--- START OF RECORD LIST ---
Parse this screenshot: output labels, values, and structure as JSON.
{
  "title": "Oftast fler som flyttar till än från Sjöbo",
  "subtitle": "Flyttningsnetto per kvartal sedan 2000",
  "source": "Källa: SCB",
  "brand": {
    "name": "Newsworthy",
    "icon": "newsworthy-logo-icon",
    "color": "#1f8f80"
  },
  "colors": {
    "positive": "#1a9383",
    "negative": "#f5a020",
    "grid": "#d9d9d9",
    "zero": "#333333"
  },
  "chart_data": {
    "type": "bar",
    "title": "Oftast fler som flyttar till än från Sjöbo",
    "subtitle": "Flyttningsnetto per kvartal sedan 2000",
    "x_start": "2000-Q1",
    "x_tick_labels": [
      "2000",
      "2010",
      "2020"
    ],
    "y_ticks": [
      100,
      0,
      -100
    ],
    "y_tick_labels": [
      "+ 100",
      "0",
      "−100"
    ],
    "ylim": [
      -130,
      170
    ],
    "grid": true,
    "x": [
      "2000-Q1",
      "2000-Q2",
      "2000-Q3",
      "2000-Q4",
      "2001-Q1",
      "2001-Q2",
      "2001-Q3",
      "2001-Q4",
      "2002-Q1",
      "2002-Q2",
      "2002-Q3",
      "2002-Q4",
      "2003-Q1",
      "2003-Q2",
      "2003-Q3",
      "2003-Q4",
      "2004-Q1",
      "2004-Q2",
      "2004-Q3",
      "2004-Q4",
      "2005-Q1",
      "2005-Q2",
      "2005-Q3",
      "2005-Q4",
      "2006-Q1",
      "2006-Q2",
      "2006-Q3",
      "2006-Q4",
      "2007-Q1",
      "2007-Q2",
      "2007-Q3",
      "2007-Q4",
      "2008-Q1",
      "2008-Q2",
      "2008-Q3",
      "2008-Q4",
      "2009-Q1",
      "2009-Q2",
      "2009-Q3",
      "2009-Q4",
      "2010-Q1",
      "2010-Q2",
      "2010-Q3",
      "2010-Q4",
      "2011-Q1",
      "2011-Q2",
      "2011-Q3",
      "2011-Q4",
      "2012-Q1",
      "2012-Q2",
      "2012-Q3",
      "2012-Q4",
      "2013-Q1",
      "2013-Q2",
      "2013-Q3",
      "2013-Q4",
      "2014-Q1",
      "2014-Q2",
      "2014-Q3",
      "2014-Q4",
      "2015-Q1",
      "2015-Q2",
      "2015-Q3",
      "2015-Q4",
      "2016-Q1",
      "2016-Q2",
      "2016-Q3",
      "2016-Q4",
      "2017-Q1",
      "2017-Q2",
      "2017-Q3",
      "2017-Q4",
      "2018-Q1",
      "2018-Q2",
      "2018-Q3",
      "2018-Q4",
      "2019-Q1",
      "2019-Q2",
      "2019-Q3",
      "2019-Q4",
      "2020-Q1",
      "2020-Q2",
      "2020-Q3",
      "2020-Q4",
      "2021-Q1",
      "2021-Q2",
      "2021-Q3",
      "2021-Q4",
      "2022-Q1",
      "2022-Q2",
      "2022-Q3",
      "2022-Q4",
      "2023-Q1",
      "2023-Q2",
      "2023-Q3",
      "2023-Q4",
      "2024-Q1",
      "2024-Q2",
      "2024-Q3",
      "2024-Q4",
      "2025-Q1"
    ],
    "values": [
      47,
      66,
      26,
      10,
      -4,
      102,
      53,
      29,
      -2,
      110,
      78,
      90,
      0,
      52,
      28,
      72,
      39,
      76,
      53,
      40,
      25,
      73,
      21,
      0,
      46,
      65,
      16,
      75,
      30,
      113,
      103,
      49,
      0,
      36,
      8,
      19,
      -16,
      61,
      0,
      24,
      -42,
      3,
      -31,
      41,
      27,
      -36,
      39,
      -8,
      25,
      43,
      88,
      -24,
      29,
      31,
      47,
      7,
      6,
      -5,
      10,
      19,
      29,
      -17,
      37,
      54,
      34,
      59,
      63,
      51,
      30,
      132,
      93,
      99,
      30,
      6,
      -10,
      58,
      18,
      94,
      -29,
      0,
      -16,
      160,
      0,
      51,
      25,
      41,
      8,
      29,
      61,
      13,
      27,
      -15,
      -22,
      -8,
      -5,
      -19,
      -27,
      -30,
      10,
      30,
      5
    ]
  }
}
--- END OF RECORD LIST ---
Every record shown above must be echoed exactly.

Parse this screenshot: output labels, values, and structure as JSON.
{
  "title": "Oftast fler som flyttar till än från Sjöbo",
  "subtitle": "Flyttningsnetto per kvartal sedan 2000",
  "source": "Källa: SCB",
  "brand": {
    "name": "Newsworthy",
    "icon": "newsworthy-logo-icon",
    "color": "#1f8f80"
  },
  "colors": {
    "positive": "#1a9383",
    "negative": "#f5a020",
    "grid": "#d9d9d9",
    "zero": "#333333"
  },
  "chart_data": {
    "type": "bar",
    "title": "Oftast fler som flyttar till än från Sjöbo",
    "subtitle": "Flyttningsnetto per kvartal sedan 2000",
    "x_start": "2000-Q1",
    "x_tick_labels": [
      "2000",
      "2010",
      "2020"
    ],
    "y_ticks": [
      100,
      0,
      -100
    ],
    "y_tick_labels": [
      "+ 100",
      "0",
      "−100"
    ],
    "ylim": [
      -130,
      170
    ],
    "grid": true,
    "x": [
      "2000-Q1",
      "2000-Q2",
      "2000-Q3",
      "2000-Q4",
      "2001-Q1",
      "2001-Q2",
      "2001-Q3",
      "2001-Q4",
      "2002-Q1",
      "2002-Q2",
      "2002-Q3",
      "2002-Q4",
      "2003-Q1",
      "2003-Q2",
      "2003-Q3",
      "2003-Q4",
      "2004-Q1",
      "2004-Q2",
      "2004-Q3",
      "2004-Q4",
      "2005-Q1",
      "2005-Q2",
      "2005-Q3",
      "2005-Q4",
      "2006-Q1",
      "2006-Q2",
      "2006-Q3",
      "2006-Q4",
      "2007-Q1",
      "2007-Q2",
      "2007-Q3",
      "2007-Q4",
      "2008-Q1",
      "2008-Q2",
      "2008-Q3",
      "2008-Q4",
      "2009-Q1",
      "2009-Q2",
      "2009-Q3",
      "2009-Q4",
      "2010-Q1",
      "2010-Q2",
      "2010-Q3",
      "2010-Q4",
      "2011-Q1",
      "2011-Q2",
      "2011-Q3",
      "2011-Q4",
      "2012-Q1",
      "2012-Q2",
      "2012-Q3",
      "2012-Q4",
      "2013-Q1",
      "2013-Q2",
      "2013-Q3",
      "2013-Q4",
      "2014-Q1",
      "2014-Q2",
      "2014-Q3",
      "2014-Q4",
      "2015-Q1",
      "2015-Q2",
      "2015-Q3",
      "2015-Q4",
      "2016-Q1",
      "2016-Q2",
      "2016-Q3",
      "2016-Q4",
      "2017-Q1",
      "2017-Q2",
      "2017-Q3",
      "2017-Q4",
      "2018-Q1",
      "2018-Q2",
      "2018-Q3",
      "2018-Q4",
      "2019-Q1",
      "2019-Q2",
      "2019-Q3",
      "2019-Q4",
      "2020-Q1",
      "2020-Q2",
      "2020-Q3",
      "2020-Q4",
      "2021-Q1",
      "2021-Q2",
      "2021-Q3",
      "2021-Q4",
      "2022-Q1",
      "2022-Q2",
      "2022-Q3",
      "2022-Q4",
      "2023-Q1",
      "2023-Q2",
      "2023-Q3",
      "2023-Q4",
      "2024-Q1",
      "2024-Q2",
      "2024-Q3",
      "2024-Q4",
      "2025-Q1"
    ],
    "values": [
      47,
      66,
      26,
      10,
      -4,
      102,
      53,
      29,
      -2,
      110,
      78,
      90,
      0,
      52,
      28,
      72,
      39,
      76,
      53,
      40,
      25,
      73,
      21,
      0,
      46,
      65,
      16,
      75,
      30,
      113,
      103,
      49,
      0,
      36,
      8,
      19,
      -16,
      61,
      0,
      24,
      -42,
      3,
      -31,
      41,
      27,
      -36,
      39,
      -8,
      25,
      43,
      88,
      -24,
      29,
      31,
      47,
      7,
      6,
      -5,
      10,
      19,
      29,
      -17,
      37,
      54,
      34,
      59,
      63,
      51,
      30,
      132,
      93,
      99,
      30,
      6,
      -10,
      58,
      18,
      94,
      -29,
      0,
      -16,
      160,
      0,
      51,
      25,
      41,
      8,
      29,
      61,
      13,
      27,
      -15,
      -22,
      -8,
      -5,
      -19,
      -27,
      -30,
      10,
      30,
      5
    ]
  }
}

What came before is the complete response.